-- START Reading text --

The headers that will come with the platform SDK will have a typedef that will map size_t to the right integer type. So you write memset() once and it compiles right on every implementation.
sharptooth
2010-04-08 13:03:05
A:
size_t is guaranteed to be large enough to hold a pointer on all platforms.
jemfinch
2010-04-08 13:09:05
Nice downmod, but if you actually read and understand Judge Maygarden's answer, you'll see that we're saying the exact same thing. "The size in bits of size_t varies based on the address space of the target platform" is isomorphic to "size_t is guaranteed to be large enough to hold a pointer on all platforms."Judge Maygarden said that size_t might be smaller than the register size on some platforms. He did not say it might be smaller than the pointer size, because it cannot be.
jemfinch
2010-04-08 13:19:47
On many processors, nothing. On some processors, there are multiple registers of different sizes; on others, a general purpose register may be half the size of a pointer, and registers may need to be combined to load from memory. The point Judge Maygarden was making is that the relation is not between the size of a register and the size of `size_t`, but between memory size and the size of `size_t`: that is to say, that size_t is large enough to reference all of memory (just like...a pointer!).
jemfinch
2010-04-08 13:39:51
Yup, life could be more easier if size_t is large enough to reference all of memory. But what does Judge Maygarden mean by "sizeof (size_t) can be smaller than the sizeof (void *)"? Doesn't (void *) is the largest pointer?
Grissiom
2010-04-08 13:44:53
He has a good point, but that's not what he originally said: he added that point in an edit.He's right, though: size_t is only guaranteed to be able to access all the memory in a given bank of a segmented architecture. Programmers haven't had to worry about that for a very long time, though :)
jemfinch
2010-04-08 14:02:38
It is even possible for there to be *no* integer type large enough to hold the largest pointer type. C99 defines (the optional) `intptr_t` and `uintptr_t` types that are large enough to hold any object pointer (i.e. not a function pointer) including `void *`. Meanwhile `size_t` only needs to be large enough to represent, as the name says, sizes. As an example, consider a segmented architecture where a “far” pointer may point to memory outside the current segment but the area of memory pointed to must fit inside a single segment; the pointer could be 32 bits with a 16-bit `size_t`.

-- END Reading text --
-- START Task input --

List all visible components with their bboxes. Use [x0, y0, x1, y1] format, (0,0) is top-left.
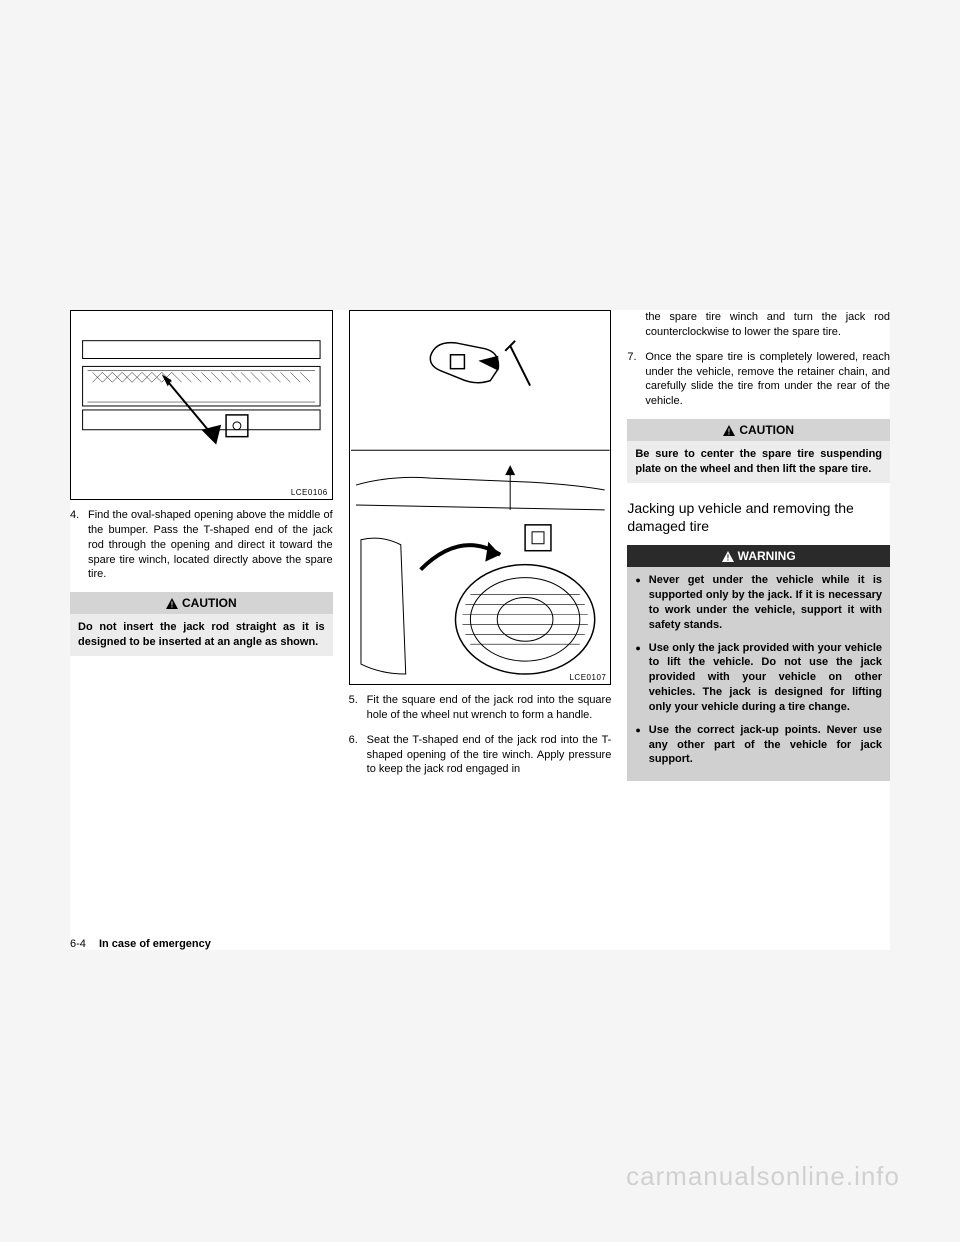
caution-triangle-icon: ! — [723, 425, 735, 436]
step-4: 4. Find the oval-shaped opening above th… — [70, 508, 333, 582]
figure-label: LCE0106 — [291, 488, 328, 497]
step-text: Fit the square end of the jack rod into … — [367, 693, 612, 723]
warning-bullet: Use only the jack provided with your veh… — [635, 641, 882, 715]
warning-header: ! WARNING — [627, 545, 890, 567]
bumper-diagram-icon — [71, 311, 332, 499]
step-text: Seat the T-shaped end of the jack rod in… — [367, 733, 612, 778]
step-number: 7. — [627, 350, 639, 409]
figure-lce0107: LCE0107 — [349, 310, 612, 685]
figure-label: LCE0107 — [569, 673, 606, 682]
subheading: Jacking up vehicle and removing the dama… — [627, 499, 890, 535]
step-6-continuation: the spare tire winch and turn the jack r… — [627, 310, 890, 340]
section-title: In case of emergency — [99, 938, 211, 950]
step-5: 5. Fit the square end of the jack rod in… — [349, 693, 612, 723]
caution-header: ! CAUTION — [627, 419, 890, 441]
caution-body: Do not insert the jack rod straight as i… — [70, 614, 333, 656]
manual-page: LCE0106 4. Find the oval-shaped opening … — [70, 310, 890, 950]
warning-bullet-list: Never get under the vehicle while it is … — [635, 573, 882, 767]
step-7: 7. Once the spare tire is completely low… — [627, 350, 890, 409]
caution-label: CAUTION — [739, 423, 794, 437]
step-6: 6. Seat the T-shaped end of the jack rod… — [349, 733, 612, 778]
warning-bullet: Use the correct jack-up points. Never us… — [635, 723, 882, 768]
warning-bullet-text: Use only the jack provided with your veh… — [649, 641, 882, 715]
caution-header: ! CAUTION — [70, 592, 333, 614]
warning-triangle-icon: ! — [722, 551, 734, 562]
column-middle: LCE0107 5. Fit the square end of the jac… — [349, 310, 612, 950]
caution-body: Be sure to center the spare tire suspend… — [627, 441, 890, 483]
svg-text:!: ! — [171, 600, 174, 609]
warning-body: Never get under the vehicle while it is … — [627, 567, 890, 781]
wrench-tire-diagram-icon — [350, 311, 611, 684]
step-number: 4. — [70, 508, 82, 582]
warning-bullet: Never get under the vehicle while it is … — [635, 573, 882, 632]
svg-text:!: ! — [728, 427, 731, 436]
warning-label: WARNING — [738, 549, 796, 563]
step-text: Find the oval-shaped opening above the m… — [88, 508, 333, 582]
watermark: carmanualsonline.info — [626, 1161, 900, 1192]
step-number: 5. — [349, 693, 361, 723]
page-number: 6-4 — [70, 938, 86, 950]
column-right: the spare tire winch and turn the jack r… — [627, 310, 890, 950]
svg-text:!: ! — [726, 553, 729, 562]
warning-bullet-text: Use the correct jack-up points. Never us… — [649, 723, 882, 768]
figure-lce0106: LCE0106 — [70, 310, 333, 500]
page-footer: 6-4 In case of emergency — [70, 938, 211, 950]
column-left: LCE0106 4. Find the oval-shaped opening … — [70, 310, 333, 950]
warning-bullet-text: Never get under the vehicle while it is … — [649, 573, 882, 632]
caution-label: CAUTION — [182, 596, 237, 610]
caution-triangle-icon: ! — [166, 598, 178, 609]
step-text: Once the spare tire is completely lowere… — [645, 350, 890, 409]
step-number: 6. — [349, 733, 361, 778]
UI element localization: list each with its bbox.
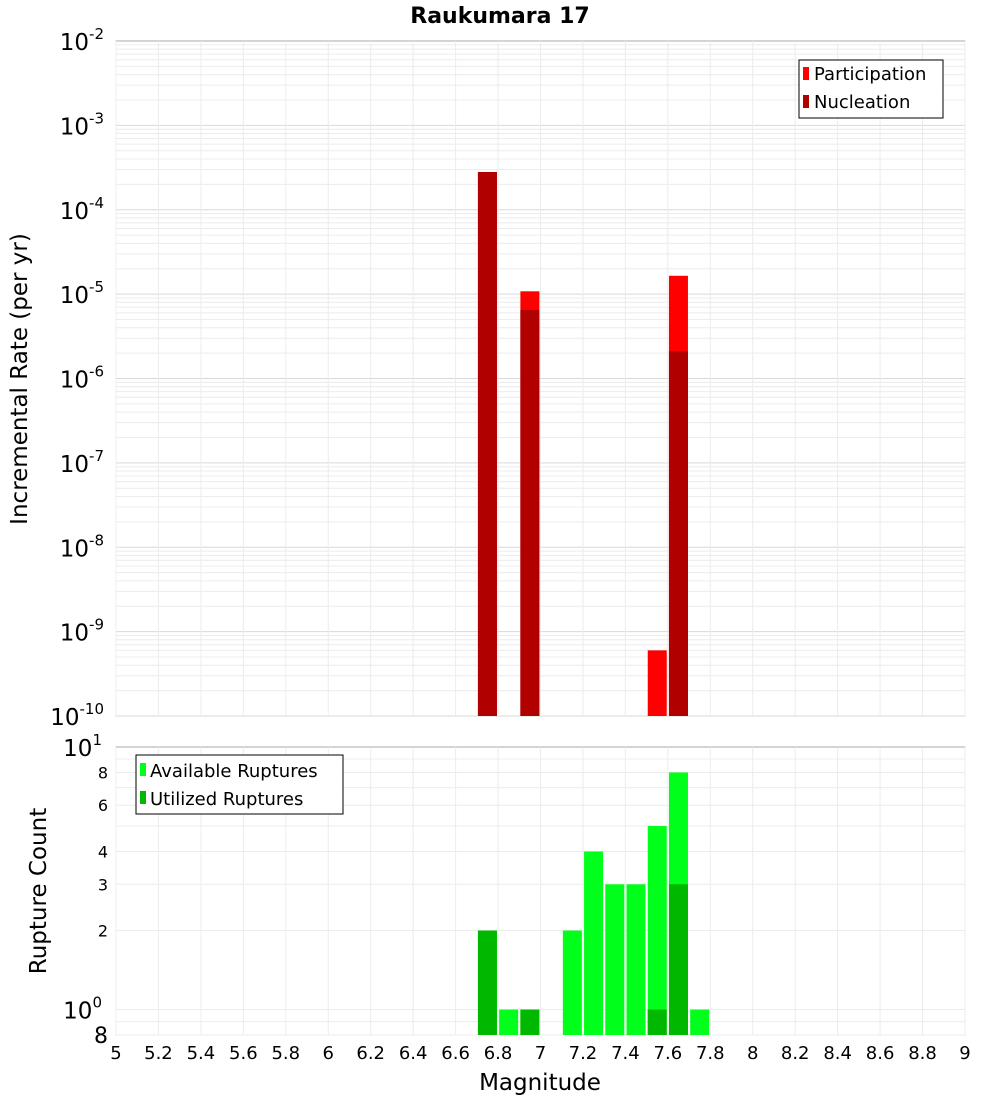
x-tick-label: 8 xyxy=(747,1043,758,1064)
rate-bars xyxy=(477,172,688,716)
utilized-rupture-bar xyxy=(647,1009,667,1035)
x-tick-label: 6.6 xyxy=(441,1043,470,1064)
x-tick-label: 5 xyxy=(110,1043,121,1064)
available-legend-label: Available Ruptures xyxy=(150,761,318,782)
x-tick-label: 5.2 xyxy=(144,1043,173,1064)
nucleation-legend-label: Nucleation xyxy=(814,92,910,113)
participation-bar xyxy=(647,650,667,716)
rate-y-tick-label: 10-2 xyxy=(60,25,104,56)
rate-y-tick-label: 10-10 xyxy=(50,700,104,731)
x-ticks: 5 5.2 5.4 5.6 5.8 6 6.2 6.4 6.6 6.8 7 7.2 7.4 7.6 7.8 8… xyxy=(110,1043,970,1064)
rate-y-tick-label: 10-7 xyxy=(60,447,104,478)
available-rupture-bar xyxy=(626,884,646,1035)
available-rupture-bar xyxy=(562,930,582,1035)
available-rupture-bar xyxy=(584,851,604,1035)
x-tick-label: 7 xyxy=(535,1043,546,1064)
available-legend-swatch xyxy=(140,763,146,776)
count-legend-box xyxy=(135,754,344,815)
count-y-tick-label: 2 xyxy=(98,922,108,941)
x-tick-label: 5.8 xyxy=(271,1043,300,1064)
x-tick-label: 6.4 xyxy=(399,1043,428,1064)
available-rupture-bar xyxy=(690,1009,710,1035)
utilized-rupture-bar xyxy=(477,930,497,1035)
rate-y-axis-label: Incremental Rate (per yr) xyxy=(7,233,33,525)
available-rupture-bar xyxy=(605,884,625,1035)
x-tick-label: 5.6 xyxy=(229,1043,258,1064)
utilized-rupture-bar xyxy=(668,884,688,1035)
participation-legend-swatch xyxy=(803,67,809,80)
x-tick-label: 8.4 xyxy=(823,1043,852,1064)
rate-y-tick-label: 10-5 xyxy=(60,278,104,309)
utilized-rupture-bar xyxy=(520,1009,540,1035)
rate-y-ticks: 10-2 10-3 10-4 10-5 10-6 10-7 10-8 10-9 10-10 xyxy=(50,25,104,731)
count-y-tick-label: 8 xyxy=(94,1024,108,1049)
x-tick-label: 8.8 xyxy=(908,1043,937,1064)
x-tick-label: 8.6 xyxy=(866,1043,895,1064)
nucleation-bar xyxy=(668,351,688,716)
count-y-tick-label: 4 xyxy=(98,842,108,861)
count-y-axis-label: Rupture Count xyxy=(26,808,52,974)
x-tick-label: 6 xyxy=(323,1043,334,1064)
x-tick-label: 7.2 xyxy=(569,1043,598,1064)
available-rupture-bar xyxy=(499,1009,519,1035)
x-tick-label: 6.2 xyxy=(356,1043,385,1064)
rate-legend: Participation Nucleation xyxy=(798,59,944,119)
x-axis-label: Magnitude xyxy=(479,1070,601,1096)
x-tick-label: 7.6 xyxy=(654,1043,683,1064)
count-bars xyxy=(477,772,710,1035)
utilized-legend-label: Utilized Ruptures xyxy=(150,789,303,810)
rate-legend-box xyxy=(798,59,944,119)
rate-y-tick-label: 10-6 xyxy=(60,363,104,394)
x-tick-label: 6.8 xyxy=(484,1043,513,1064)
count-y-tick-label: 100 xyxy=(63,994,102,1025)
chart-title: Raukumara 17 xyxy=(410,4,589,29)
x-tick-label: 8.2 xyxy=(781,1043,810,1064)
rate-y-tick-label: 10-4 xyxy=(60,194,104,225)
nucleation-bar xyxy=(520,309,540,716)
count-y-tick-label: 101 xyxy=(63,731,102,762)
rate-y-tick-label: 10-8 xyxy=(60,531,104,562)
x-tick-label: 7.8 xyxy=(696,1043,725,1064)
nucleation-bar xyxy=(477,172,497,716)
count-y-tick-label: 6 xyxy=(98,796,108,815)
participation-legend-label: Participation xyxy=(814,64,926,85)
x-tick-label: 7.4 xyxy=(611,1043,640,1064)
count-grid xyxy=(115,747,966,1036)
count-y-tick-label: 8 xyxy=(98,763,108,782)
count-legend: Available Ruptures Utilized Ruptures xyxy=(135,754,344,815)
utilized-legend-swatch xyxy=(140,791,146,804)
nucleation-legend-swatch xyxy=(803,95,809,108)
rate-grid xyxy=(115,41,966,717)
x-tick-label: 5.4 xyxy=(187,1043,216,1064)
rate-y-tick-label: 10-9 xyxy=(60,616,104,647)
rate-panel: 10-2 10-3 10-4 10-5 10-6 10-7 10-8 10-9 10-10 In… xyxy=(7,25,966,731)
count-y-tick-label: 3 xyxy=(98,875,108,894)
available-rupture-bar xyxy=(647,826,667,1035)
rate-y-tick-label: 10-3 xyxy=(60,109,104,140)
x-tick-label: 9 xyxy=(959,1043,970,1064)
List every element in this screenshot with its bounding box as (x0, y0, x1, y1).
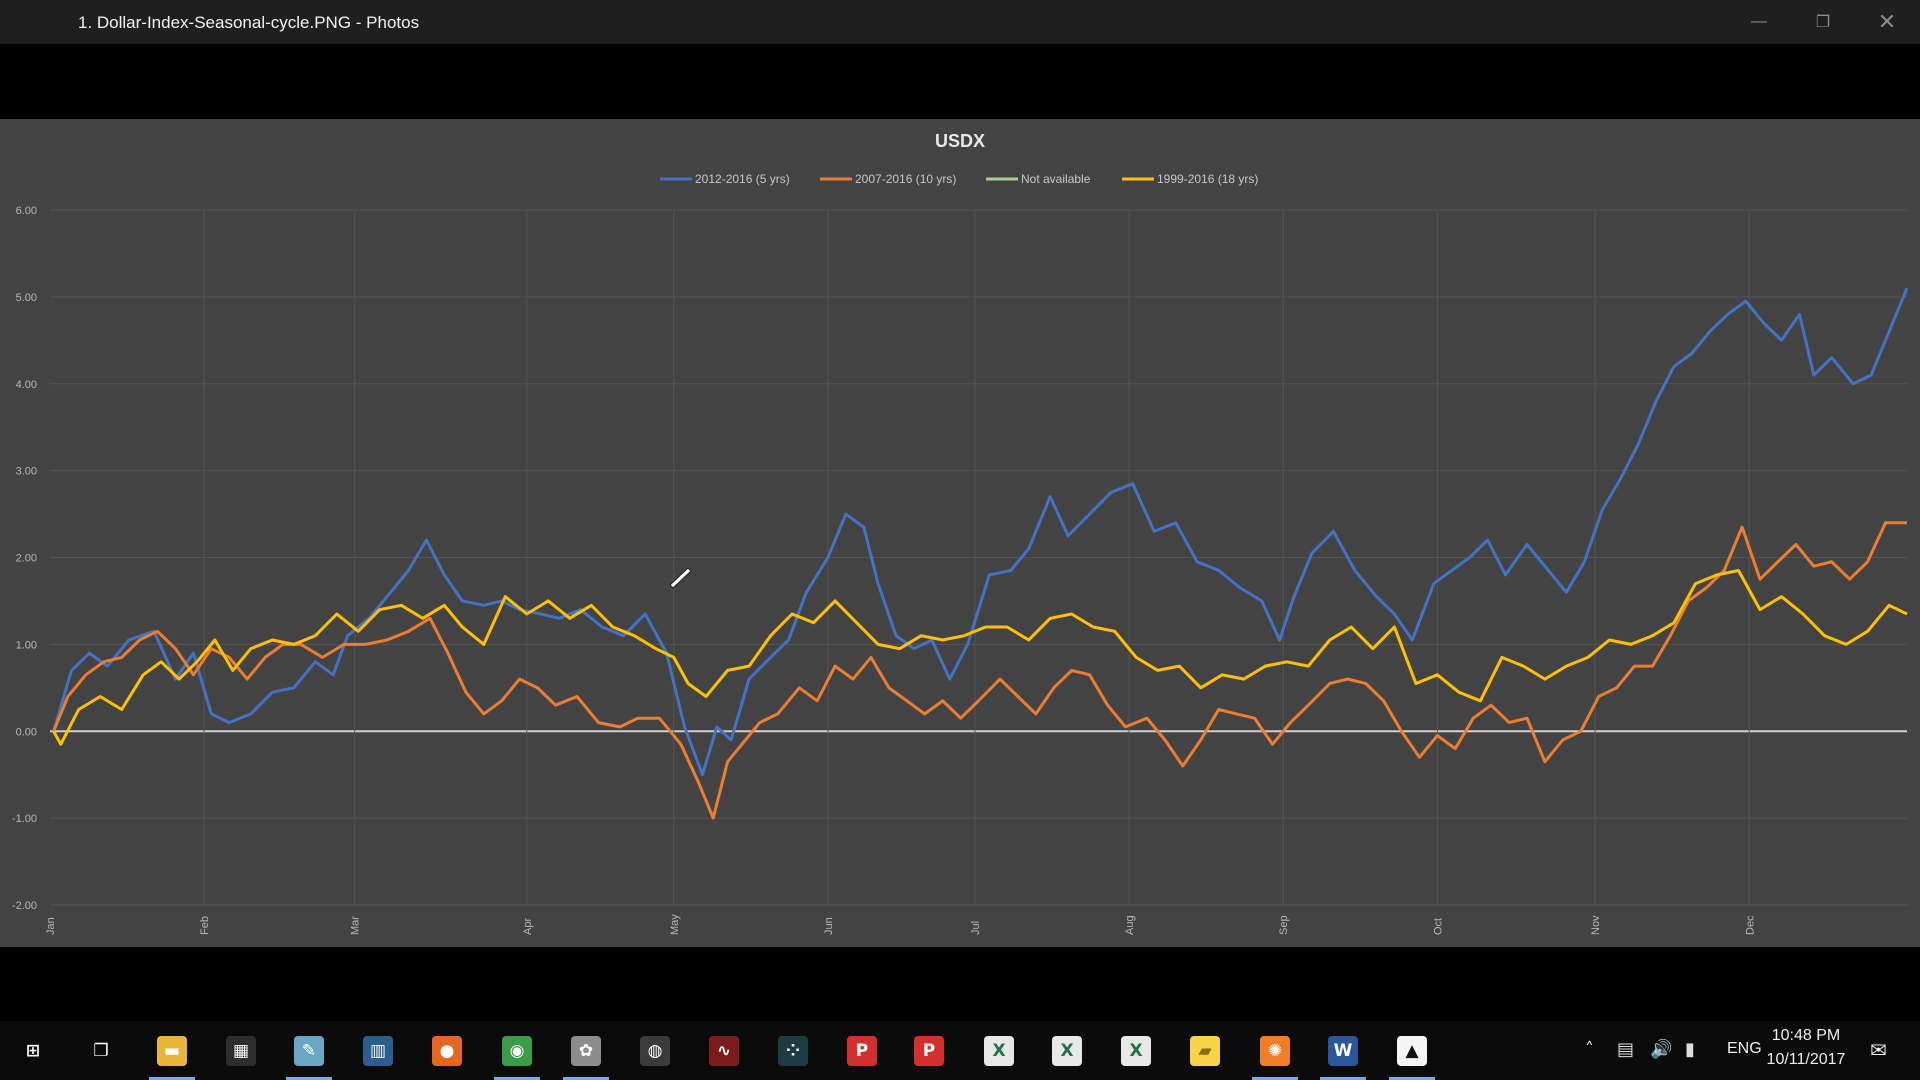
calendar-icon: ▥ (363, 1035, 393, 1066)
y-tick-label: 0.00 (16, 726, 37, 738)
x-tick-label: May (669, 914, 681, 935)
file-explorer-button[interactable]: ▬ (143, 1021, 201, 1080)
x-tick-label: Jul (970, 921, 982, 935)
y-tick-label: 3.00 (16, 466, 37, 478)
clock-date[interactable]: 10/11/2017 (1766, 1051, 1846, 1068)
title-bar[interactable]: 1. Dollar-Index-Seasonal-cycle.PNG - Pho… (0, 0, 1920, 44)
y-tick-label: 5.00 (16, 292, 37, 304)
y-tick-label: 4.00 (16, 379, 37, 391)
photos-button[interactable]: ▲ (1383, 1021, 1441, 1080)
excel-window-button-3[interactable]: X (1107, 1021, 1165, 1080)
start-button[interactable]: ⊞ (4, 1021, 62, 1080)
minimize-icon: — (1751, 13, 1767, 30)
x-tick-label: Dec (1744, 915, 1756, 935)
viewer-background (0, 947, 1920, 1021)
word-icon: W (1328, 1035, 1358, 1066)
word-button[interactable]: W (1314, 1021, 1372, 1080)
dots-app-button[interactable]: ⁘ (764, 1021, 822, 1080)
y-tick-label: 1.00 (16, 639, 37, 651)
action-center-icon[interactable]: ✉ (1870, 1038, 1887, 1062)
y-tick-label: 6.00 (16, 205, 37, 217)
legend-entry: 2007-2016 (10 yrs) (855, 172, 956, 186)
pdf-app-button-2[interactable]: P (900, 1021, 958, 1080)
excel-window-button-2[interactable]: X (1038, 1021, 1096, 1080)
window-title: 1. Dollar-Index-Seasonal-cycle.PNG - Pho… (78, 13, 420, 32)
y-tick-label: 2.00 (16, 553, 37, 565)
y-tick-label: -1.00 (12, 813, 37, 825)
excel-window-button-1[interactable]: X (970, 1021, 1028, 1080)
battery-icon[interactable]: ▮ (1685, 1039, 1695, 1060)
windows-logo-icon: ⊞ (25, 1040, 41, 1061)
legend-entry: Not available (1021, 172, 1091, 186)
x-tick-label: Apr (522, 918, 534, 935)
series-line (52, 521, 1907, 820)
chrome-icon: ◉ (502, 1035, 532, 1066)
x-tick-label: Mar (350, 916, 362, 935)
wave-logo-icon: ∿ (709, 1035, 739, 1066)
pen-cursor-icon (669, 567, 692, 589)
store-button[interactable]: ▦ (212, 1021, 270, 1080)
palette-icon: ✿ (571, 1035, 601, 1066)
p-logo-icon: P (914, 1035, 944, 1066)
system-tray: ˄ ▤ 🔊 ▮ ENG 10:48 PM 10/11/2017 ✉ (1570, 1021, 1920, 1080)
close-icon: ✕ (1877, 9, 1897, 34)
x-doc-icon: X (984, 1035, 1014, 1066)
chart-title: USDX (935, 131, 985, 151)
task-view-button[interactable]: ❐ (72, 1021, 130, 1080)
x-tick-label: Feb (199, 916, 211, 935)
network-icon[interactable]: ▤ (1617, 1039, 1635, 1060)
mountain-image-icon: ▲ (1397, 1035, 1427, 1066)
sticky-notes-button[interactable]: ▰ (1176, 1021, 1234, 1080)
map-pin-icon: ◍ (640, 1035, 670, 1066)
x-tick-label: Jun (823, 917, 835, 935)
image-viewer[interactable]: USDX 6.00 5.00 4.00 3.00 2.00 1.00 0.00 -1.00 -2.… (0, 119, 1920, 947)
calendar-app-button[interactable]: ▥ (349, 1021, 407, 1080)
legend-entry: 1999-2016 (18 yrs) (1157, 172, 1258, 186)
p-logo-icon: P (847, 1035, 877, 1066)
maps-app-button[interactable]: ◍ (626, 1021, 684, 1080)
flower-icon: ✺ (1260, 1035, 1290, 1066)
notes-app-button[interactable]: ✎ (280, 1021, 338, 1080)
firefox-icon: ● (432, 1035, 462, 1066)
input-language[interactable]: ENG (1727, 1040, 1762, 1057)
x-tick-label: Oct (1432, 918, 1444, 935)
media-app-button[interactable]: ∿ (695, 1021, 753, 1080)
x-tick-label: Jan (45, 917, 57, 935)
orange-app-button[interactable]: ✺ (1246, 1021, 1304, 1080)
pdf-app-button-1[interactable]: P (833, 1021, 891, 1080)
taskbar: ⊞ ❐ ▬ ▦ ✎ ▥ ● ◉ ✿ ◍ ∿ ⁘ P P X X X ▰ ✺ W ▲ ˄ ▤ 🔊 ▮ ENG 10:48 … (0, 1021, 1920, 1080)
series-line (52, 287, 1909, 777)
x-doc-icon: X (1121, 1035, 1151, 1066)
paint-button[interactable]: ✿ (557, 1021, 615, 1080)
legend-entry: 2012-2016 (5 yrs) (695, 172, 790, 186)
x-tick-label: Nov (1590, 915, 1602, 935)
series-line (52, 569, 1908, 746)
dots-arc-icon: ⁘ (778, 1035, 808, 1066)
x-tick-label: Aug (1124, 915, 1136, 935)
minimize-button[interactable]: — (1727, 0, 1791, 44)
restore-icon: ❐ (1815, 14, 1831, 31)
x-tick-label: Sep (1278, 915, 1290, 935)
chrome-button[interactable]: ◉ (488, 1021, 546, 1080)
firefox-button[interactable]: ● (418, 1021, 476, 1080)
photos-command-bar (0, 44, 1920, 119)
restore-button[interactable]: ❐ (1791, 0, 1855, 44)
chevron-up-icon[interactable]: ˄ (1585, 1039, 1594, 1060)
task-view-icon: ❐ (93, 1040, 109, 1061)
store-bag-icon: ▦ (226, 1035, 256, 1066)
speaker-icon[interactable]: 🔊 (1650, 1039, 1673, 1060)
x-doc-icon: X (1052, 1035, 1082, 1066)
sticky-note-icon: ▰ (1190, 1035, 1220, 1066)
clock-time[interactable]: 10:48 PM (1771, 1027, 1841, 1044)
notepad-icon: ✎ (294, 1035, 324, 1066)
y-tick-label: -2.00 (12, 900, 37, 912)
folder-icon: ▬ (157, 1035, 187, 1066)
usdx-chart: USDX 6.00 5.00 4.00 3.00 2.00 1.00 0.00 -1.00 -2.… (12, 131, 1909, 935)
close-button[interactable]: ✕ (1855, 0, 1919, 44)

-- END Task input --

◆ **What to do**:
1. Retype the size_t discussion in full, word for word.
2. In the records, echo every line from the one containing "calendar-icon: ▥ (363, 1035, 393, 1066)" down to the one containing "viewer-background (0, 947, 1920, 1021)", including both of those lines.
The size_t discussion and the records are unrelated material.

◆ **Responses**:
1.
The headers that will come with the platform SDK will have a typedef that will map size_t to the right integer type. So you write memset() once and it compiles right on every implementation.
sharptooth
2010-04-08 13:03:05
A:
size_t is guaranteed to be large enough to hold a pointer on all platforms.
jemfinch
2010-04-08 13:09:05
Nice downmod, but if you actually read and understand Judge Maygarden's answer, you'll see that we're saying the exact same thing. "The size in bits of size_t varies based on the address space of the target platform" is isomorphic to "size_t is guaranteed to be large enough to hold a pointer on all platforms."Judge Maygarden said that size_t might be smaller than the register size on some platforms. He did not say it might be smaller than the pointer size, because it cannot be.
jemfinch
2010-04-08 13:19:47
On many processors, nothing. On some processors, there are multiple registers of different sizes; on others, a general purpose register may be half the size of a pointer, and registers may need to be combined to load from memory. The point Judge Maygarden was making is that the relation is not between the size of a register and the size of `size_t`, but between memory size and the size of `size_t`: that is to say, that size_t is large enough to reference all of memory (just like...a pointer!).
jemfinch
2010-04-08 13:39:51
Yup, life could be more easier if size_t is large enough to reference all of memory. But what does Judge Maygarden mean by "sizeof (size_t) can be smaller than the sizeof (void *)"? Doesn't (void *) is the largest pointer?
Grissiom
2010-04-08 13:44:53
He has a good point, but that's not what he originally said: he added that point in an edit.He's right, though: size_t is only guaranteed to be able to access all the memory in a given bank of a segmented architecture. Programmers haven't had to worry about that for a very long time, though :)
jemfinch
2010-04-08 14:02:38
It is even possible for there to be *no* integer type large enough to hold the largest pointer type. C99 defines (the optional) `intptr_t` and `uintptr_t` types that are large enough to hold any object pointer (i.e. not a function pointer) including `void *`. Meanwhile `size_t` only needs to be large enough to represent, as the name says, sizes. As an example, consider a segmented architecture where a “far” pointer may point to memory outside the current segment but the area of memory pointed to must fit inside a single segment; the pointer could be 32 bits with a 16-bit `size_t`.

2.
calendar-icon: ▥ (363, 1035, 393, 1066)
y-tick-label: 0.00 (16, 726, 37, 738)
x-tick-label: May (669, 914, 681, 935)
file-explorer-button[interactable]: ▬ (143, 1021, 201, 1080)
x-tick-label: Jul (970, 921, 982, 935)
y-tick-label: 3.00 (16, 466, 37, 478)
clock-date[interactable]: 10/11/2017 (1766, 1051, 1846, 1068)
title-bar[interactable]: 1. Dollar-Index-Seasonal-cycle.PNG - Pho… (0, 0, 1920, 44)
y-tick-label: 5.00 (16, 292, 37, 304)
y-tick-label: 4.00 (16, 379, 37, 391)
photos-button[interactable]: ▲ (1383, 1021, 1441, 1080)
excel-window-button-3[interactable]: X (1107, 1021, 1165, 1080)
start-button[interactable]: ⊞ (4, 1021, 62, 1080)
minimize-icon: — (1751, 13, 1767, 30)
x-tick-label: Dec (1744, 915, 1756, 935)
viewer-background (0, 947, 1920, 1021)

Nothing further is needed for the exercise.